> _Exercise_
Extract every line that contains the word "name".

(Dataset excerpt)
** Start **

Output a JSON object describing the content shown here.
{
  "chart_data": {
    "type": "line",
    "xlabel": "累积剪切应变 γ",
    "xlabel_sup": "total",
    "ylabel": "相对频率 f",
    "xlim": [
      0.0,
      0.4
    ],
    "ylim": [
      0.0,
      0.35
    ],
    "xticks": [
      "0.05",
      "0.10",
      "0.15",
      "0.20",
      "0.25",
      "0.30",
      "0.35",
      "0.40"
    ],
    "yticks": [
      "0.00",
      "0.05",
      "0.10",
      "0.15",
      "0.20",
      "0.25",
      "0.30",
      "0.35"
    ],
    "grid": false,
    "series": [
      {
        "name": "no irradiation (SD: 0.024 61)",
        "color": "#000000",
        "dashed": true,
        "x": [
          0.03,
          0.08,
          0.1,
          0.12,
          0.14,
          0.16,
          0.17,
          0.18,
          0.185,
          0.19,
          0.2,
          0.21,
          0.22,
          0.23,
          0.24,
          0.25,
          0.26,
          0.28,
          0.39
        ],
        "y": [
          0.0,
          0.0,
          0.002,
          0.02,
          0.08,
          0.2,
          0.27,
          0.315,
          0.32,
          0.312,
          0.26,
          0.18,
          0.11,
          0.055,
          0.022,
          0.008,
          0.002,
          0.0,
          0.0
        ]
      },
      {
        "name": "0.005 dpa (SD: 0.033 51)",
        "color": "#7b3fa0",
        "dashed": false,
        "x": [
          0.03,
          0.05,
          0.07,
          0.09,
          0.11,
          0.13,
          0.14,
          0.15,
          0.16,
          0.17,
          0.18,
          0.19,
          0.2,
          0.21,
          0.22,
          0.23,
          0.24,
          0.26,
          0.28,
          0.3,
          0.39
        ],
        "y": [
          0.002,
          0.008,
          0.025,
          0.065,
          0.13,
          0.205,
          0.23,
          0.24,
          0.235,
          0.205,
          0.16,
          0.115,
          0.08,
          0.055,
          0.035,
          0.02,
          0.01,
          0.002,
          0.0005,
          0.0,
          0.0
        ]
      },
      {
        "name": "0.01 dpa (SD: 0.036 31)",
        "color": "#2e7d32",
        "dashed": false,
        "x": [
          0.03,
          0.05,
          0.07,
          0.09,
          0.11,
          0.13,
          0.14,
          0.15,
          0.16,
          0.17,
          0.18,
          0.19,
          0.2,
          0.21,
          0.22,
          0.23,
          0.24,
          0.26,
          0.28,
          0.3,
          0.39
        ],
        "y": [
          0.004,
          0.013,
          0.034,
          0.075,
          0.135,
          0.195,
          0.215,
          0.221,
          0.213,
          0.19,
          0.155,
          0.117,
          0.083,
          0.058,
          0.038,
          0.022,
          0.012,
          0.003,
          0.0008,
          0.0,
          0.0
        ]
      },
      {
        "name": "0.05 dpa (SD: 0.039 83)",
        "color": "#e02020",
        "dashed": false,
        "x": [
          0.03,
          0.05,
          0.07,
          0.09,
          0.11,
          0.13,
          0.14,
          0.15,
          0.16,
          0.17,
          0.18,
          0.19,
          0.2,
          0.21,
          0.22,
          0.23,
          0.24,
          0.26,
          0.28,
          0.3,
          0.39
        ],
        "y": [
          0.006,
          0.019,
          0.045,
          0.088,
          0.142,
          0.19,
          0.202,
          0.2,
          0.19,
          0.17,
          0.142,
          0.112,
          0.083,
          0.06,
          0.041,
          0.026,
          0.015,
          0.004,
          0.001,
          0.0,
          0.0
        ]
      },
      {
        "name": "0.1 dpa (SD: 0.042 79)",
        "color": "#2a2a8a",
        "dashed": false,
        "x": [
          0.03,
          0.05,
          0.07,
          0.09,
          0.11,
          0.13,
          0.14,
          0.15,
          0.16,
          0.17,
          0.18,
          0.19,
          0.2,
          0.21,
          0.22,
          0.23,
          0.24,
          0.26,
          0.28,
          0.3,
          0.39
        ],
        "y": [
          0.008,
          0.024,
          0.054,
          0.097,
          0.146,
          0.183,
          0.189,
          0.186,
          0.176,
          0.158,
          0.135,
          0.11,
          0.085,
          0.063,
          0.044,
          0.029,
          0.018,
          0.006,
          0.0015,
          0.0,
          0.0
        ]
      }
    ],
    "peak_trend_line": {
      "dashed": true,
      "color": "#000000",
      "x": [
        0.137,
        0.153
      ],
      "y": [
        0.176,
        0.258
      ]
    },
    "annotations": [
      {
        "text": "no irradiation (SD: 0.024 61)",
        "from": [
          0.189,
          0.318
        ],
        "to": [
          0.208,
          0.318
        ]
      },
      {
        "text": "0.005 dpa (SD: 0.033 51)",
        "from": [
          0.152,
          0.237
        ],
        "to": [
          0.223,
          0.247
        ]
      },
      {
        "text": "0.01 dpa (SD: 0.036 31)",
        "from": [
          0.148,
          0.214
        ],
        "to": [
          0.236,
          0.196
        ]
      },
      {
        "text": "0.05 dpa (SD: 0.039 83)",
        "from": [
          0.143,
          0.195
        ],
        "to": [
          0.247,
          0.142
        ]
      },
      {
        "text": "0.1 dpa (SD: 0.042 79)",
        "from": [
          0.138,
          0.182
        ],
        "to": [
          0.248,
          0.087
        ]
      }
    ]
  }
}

** End **

> _Answer below_
        "name": "no irradiation (SD: 0.024 61)",
        "name": "0.005 dpa (SD: 0.033 51)",
        "name": "0.01 dpa (SD: 0.036 31)",
        "name": "0.05 dpa (SD: 0.039 83)",
        "name": "0.1 dpa (SD: 0.042 79)",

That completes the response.